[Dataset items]
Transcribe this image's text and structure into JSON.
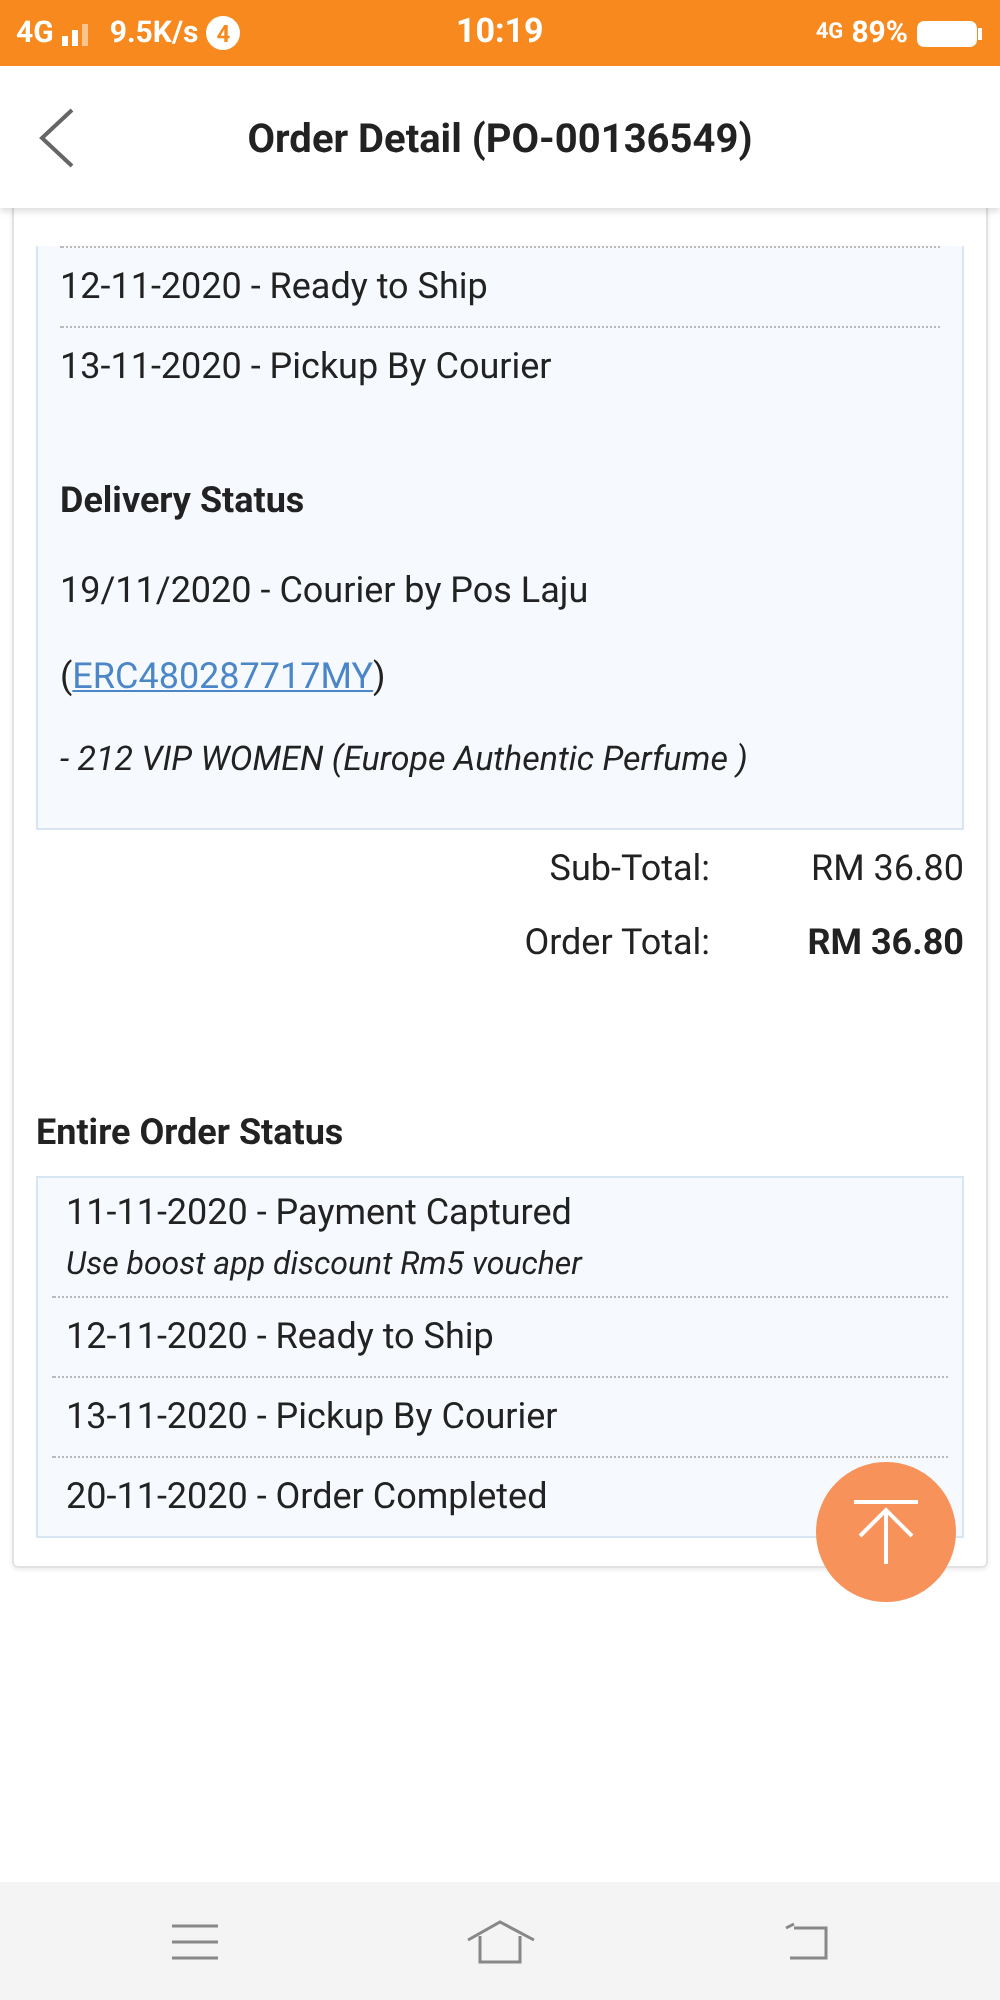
{
  "status_bar": {
    "network": "4G",
    "speed": "9.5K/s",
    "notification_count": "4",
    "time": "10:19",
    "network_right": "4G",
    "battery": "89%"
  },
  "header": {
    "title": "Order Detail (PO-00136549)"
  },
  "item_status": [
    {
      "text": "12-11-2020 - Ready to Ship"
    },
    {
      "text": "13-11-2020 - Pickup By Courier"
    }
  ],
  "delivery": {
    "heading": "Delivery Status",
    "line": "19/11/2020 - Courier by Pos Laju",
    "open_paren": "(",
    "tracking": "ERC480287717MY",
    "close_paren": ")",
    "product": "- 212 VIP WOMEN (Europe Authentic Perfume )"
  },
  "totals": [
    {
      "label": "Sub-Total:",
      "value": "RM 36.80",
      "bold": false
    },
    {
      "label": "Order Total:",
      "value": "RM 36.80",
      "bold": true
    }
  ],
  "entire_order": {
    "heading": "Entire Order Status",
    "rows": [
      {
        "text": "11-11-2020 - Payment Captured",
        "note": "Use boost app discount Rm5 voucher"
      },
      {
        "text": "12-11-2020 - Ready to Ship"
      },
      {
        "text": "13-11-2020 - Pickup By Courier"
      },
      {
        "text": "20-11-2020 - Order Completed"
      }
    ]
  }
}
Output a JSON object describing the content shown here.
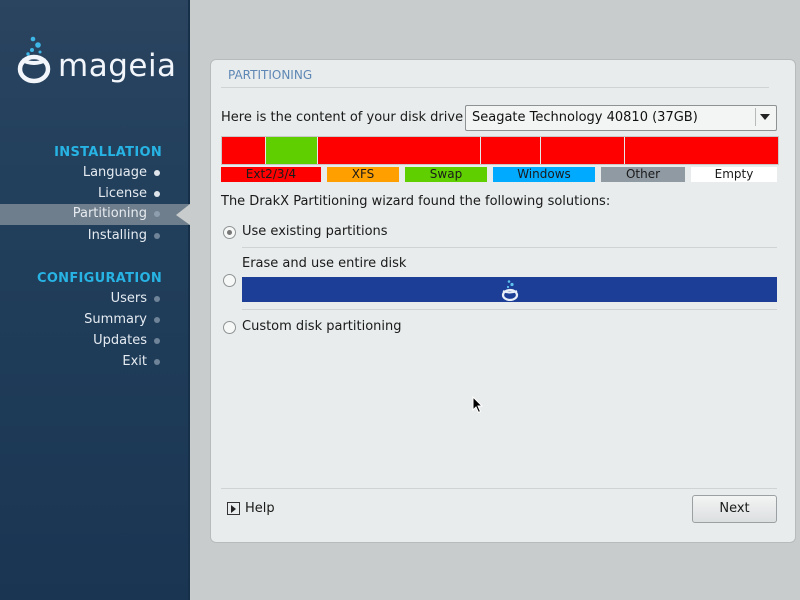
{
  "brand": {
    "name": "mageia"
  },
  "sidebar": {
    "installation_title": "INSTALLATION",
    "installation_items": [
      {
        "label": "Language"
      },
      {
        "label": "License"
      },
      {
        "label": "Partitioning"
      },
      {
        "label": "Installing"
      }
    ],
    "configuration_title": "CONFIGURATION",
    "configuration_items": [
      {
        "label": "Users"
      },
      {
        "label": "Summary"
      },
      {
        "label": "Updates"
      },
      {
        "label": "Exit"
      }
    ],
    "active_item": "Partitioning"
  },
  "panel": {
    "title": "PARTITIONING",
    "disk_label": "Here is the content of your disk drive",
    "disk_select_value": "Seagate Technology 40810 (37GB)",
    "legend": [
      {
        "label": "Ext2/3/4",
        "color": "#ff0000"
      },
      {
        "label": "XFS",
        "color": "#ff9f00"
      },
      {
        "label": "Swap",
        "color": "#5fcf00"
      },
      {
        "label": "Windows",
        "color": "#00aaff"
      },
      {
        "label": "Other",
        "color": "#8f9aa3"
      },
      {
        "label": "Empty",
        "color": "#ffffff"
      }
    ],
    "solutions_label": "The DrakX Partitioning wizard found the following solutions:",
    "options": [
      {
        "label": "Use existing partitions",
        "checked": true
      },
      {
        "label": "Erase and use entire disk",
        "checked": false
      },
      {
        "label": "Custom disk partitioning",
        "checked": false
      }
    ],
    "help_label": "Help",
    "next_label": "Next"
  },
  "colors": {
    "sidebar_bg": "#1e3b58",
    "section_title": "#27b4e4",
    "panel_title": "#5e87b5",
    "erase_bar": "#1d3e96"
  }
}
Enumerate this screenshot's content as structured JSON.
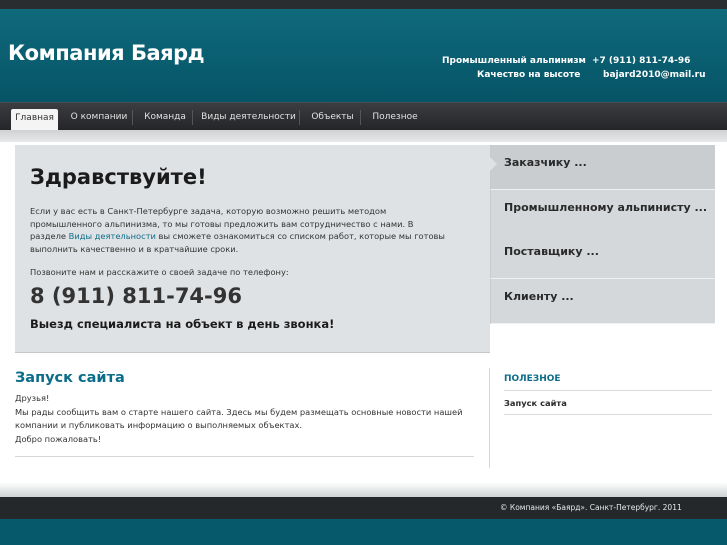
{
  "header": {
    "logo": "Компания Баярд",
    "tagline1": "Промышленный альпинизм",
    "tagline2": "Качество на высоте",
    "phone": "+7 (911) 811-74-96",
    "email": "bajard2010@mail.ru"
  },
  "nav": {
    "items": [
      {
        "label": "Главная"
      },
      {
        "label": "О компании"
      },
      {
        "label": "Команда"
      },
      {
        "label": "Виды деятельности"
      },
      {
        "label": "Объекты"
      },
      {
        "label": "Полезное"
      }
    ]
  },
  "hero": {
    "title": "Здравствуйте!",
    "intro_pre": "Если у вас есть в Санкт-Петербурге задача, которую возможно решить методом промышленного альпинизма, то мы готовы предложить вам сотрудничество с нами. В разделе ",
    "intro_link": "Виды деятельности",
    "intro_post": " вы сможете ознакомиться со списком работ, которые мы готовы выполнить качественно и в кратчайшие сроки.",
    "call_text": "Позвоните нам и расскажите о своей задаче по телефону:",
    "big_phone": "8 (911) 811-74-96",
    "visit_text": "Выезд специалиста на объект в день звонка!"
  },
  "tabs": [
    {
      "label": "Заказчику ..."
    },
    {
      "label": "Промышленному альпинисту ..."
    },
    {
      "label": "Поставщику ..."
    },
    {
      "label": "Клиенту ..."
    }
  ],
  "post": {
    "title": "Запуск сайта",
    "lines": [
      "Друзья!",
      "Мы рады сообщить вам о старте нашего сайта. Здесь мы будем размещать основные новости нашей",
      "компании и публиковать информацию о выполняемых объектах.",
      "Добро пожаловать!"
    ]
  },
  "sidebar": {
    "heading": "ПОЛЕЗНОЕ",
    "link": "Запуск сайта"
  },
  "footer": {
    "copyright": "© Компания «Баярд». Санкт-Петербург. 2011"
  },
  "colors": {
    "brand_teal": "#055466",
    "link": "#0b6d8a"
  }
}
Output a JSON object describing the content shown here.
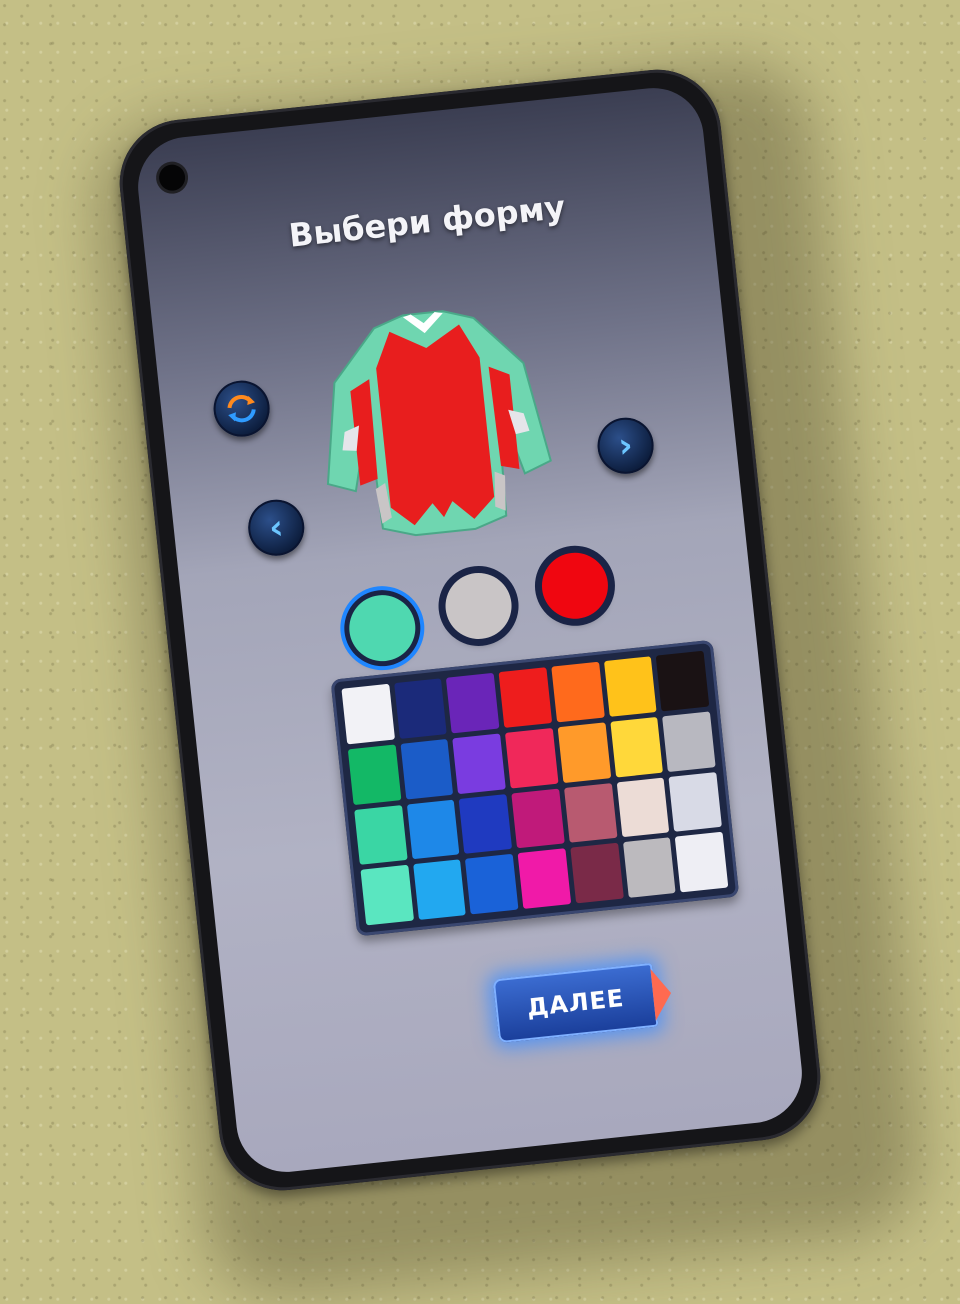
{
  "screen": {
    "title": "Выбери форму",
    "next_button_label": "ДАЛЕЕ",
    "icons": {
      "swap": "swap-arrows-icon",
      "prev": "chevron-left-icon",
      "next": "chevron-right-icon"
    },
    "prev_glyph": "‹",
    "next_glyph": "›"
  },
  "colors": {
    "selected_primary": "#4fd8b0",
    "selected_secondary": "#c9c5c6",
    "selected_tertiary": "#f00610",
    "jersey_body": "#e81e1e",
    "jersey_trim": "#6fd6b0"
  }
}
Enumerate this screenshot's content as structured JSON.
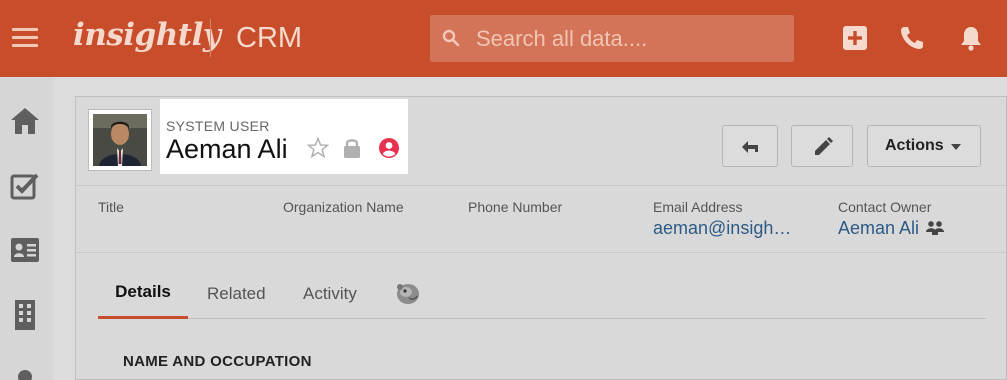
{
  "topbar": {
    "logo": "insightly",
    "app_name": "CRM",
    "search_placeholder": "Search all data...."
  },
  "record": {
    "type_label": "SYSTEM USER",
    "name": "Aeman Ali"
  },
  "actions": {
    "actions_label": "Actions"
  },
  "fields": [
    {
      "label": "Title",
      "value": ""
    },
    {
      "label": "Organization Name",
      "value": ""
    },
    {
      "label": "Phone Number",
      "value": ""
    },
    {
      "label": "Email Address",
      "value": "aeman@insigh…"
    },
    {
      "label": "Contact Owner",
      "value": "Aeman Ali"
    }
  ],
  "tabs": [
    {
      "label": "Details",
      "active": true
    },
    {
      "label": "Related",
      "active": false
    },
    {
      "label": "Activity",
      "active": false
    }
  ],
  "section": {
    "title": "NAME AND OCCUPATION"
  },
  "colors": {
    "brand": "#c84d2a",
    "link": "#2d5a86",
    "badge": "#e8314f"
  }
}
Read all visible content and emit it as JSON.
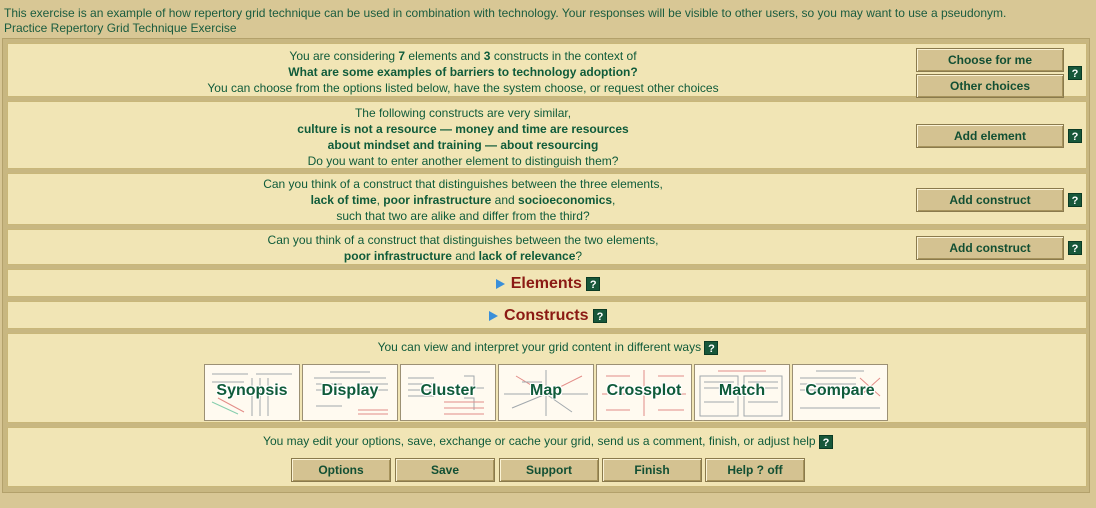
{
  "intro": {
    "line1": "This exercise is an example of how repertory grid technique can be used in combination with technology. Your responses will be visible to other users, so you may want to use a pseudonym.",
    "line2": "Practice Repertory Grid Technique Exercise"
  },
  "help_label": "?",
  "p1": {
    "pre": "You are considering ",
    "n_elements": "7",
    "mid": " elements and ",
    "n_constructs": "3",
    "post": " constructs in the context of",
    "question": "What are some examples of barriers to technology adoption?",
    "line3": "You can choose from the options listed below, have the system choose, or request other choices",
    "choose_btn": "Choose for me",
    "other_btn": "Other choices"
  },
  "p2": {
    "line1": "The following constructs are very similar,",
    "line2": "culture is not a resource — money and time are resources",
    "line3": "about mindset and training — about resourcing",
    "line4": "Do you want to enter another element to distinguish them?",
    "button": "Add element"
  },
  "p3": {
    "line1": "Can you think of a construct that distinguishes between the three elements,",
    "e1": "lack of time",
    "sep1": ", ",
    "e2": "poor infrastructure",
    "and": " and ",
    "e3": "socioeconomics",
    "end": ",",
    "line3": "such that two are alike and differ from the third?",
    "button": "Add construct"
  },
  "p4": {
    "line1": "Can you think of a construct that distinguishes between the two elements,",
    "e1": "poor infrastructure",
    "and": " and ",
    "e2": "lack of relevance",
    "end": "?",
    "button": "Add construct"
  },
  "elements_toggle": "Elements",
  "constructs_toggle": "Constructs",
  "views": {
    "intro": "You can view and interpret your grid content in different ways",
    "items": [
      "Synopsis",
      "Display",
      "Cluster",
      "Map",
      "Crossplot",
      "Match",
      "Compare"
    ]
  },
  "footer": {
    "text": "You may edit your options, save, exchange or cache your grid, send us a comment, finish, or adjust help",
    "buttons": [
      "Options",
      "Save",
      "Support",
      "Finish",
      "Help ? off"
    ]
  }
}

### Task objective
From the data above, pick out each line containing "Виды" and copy it.

### Completed task
        "label": "Виды деятельности"
    "intro_link": "Виды деятельности",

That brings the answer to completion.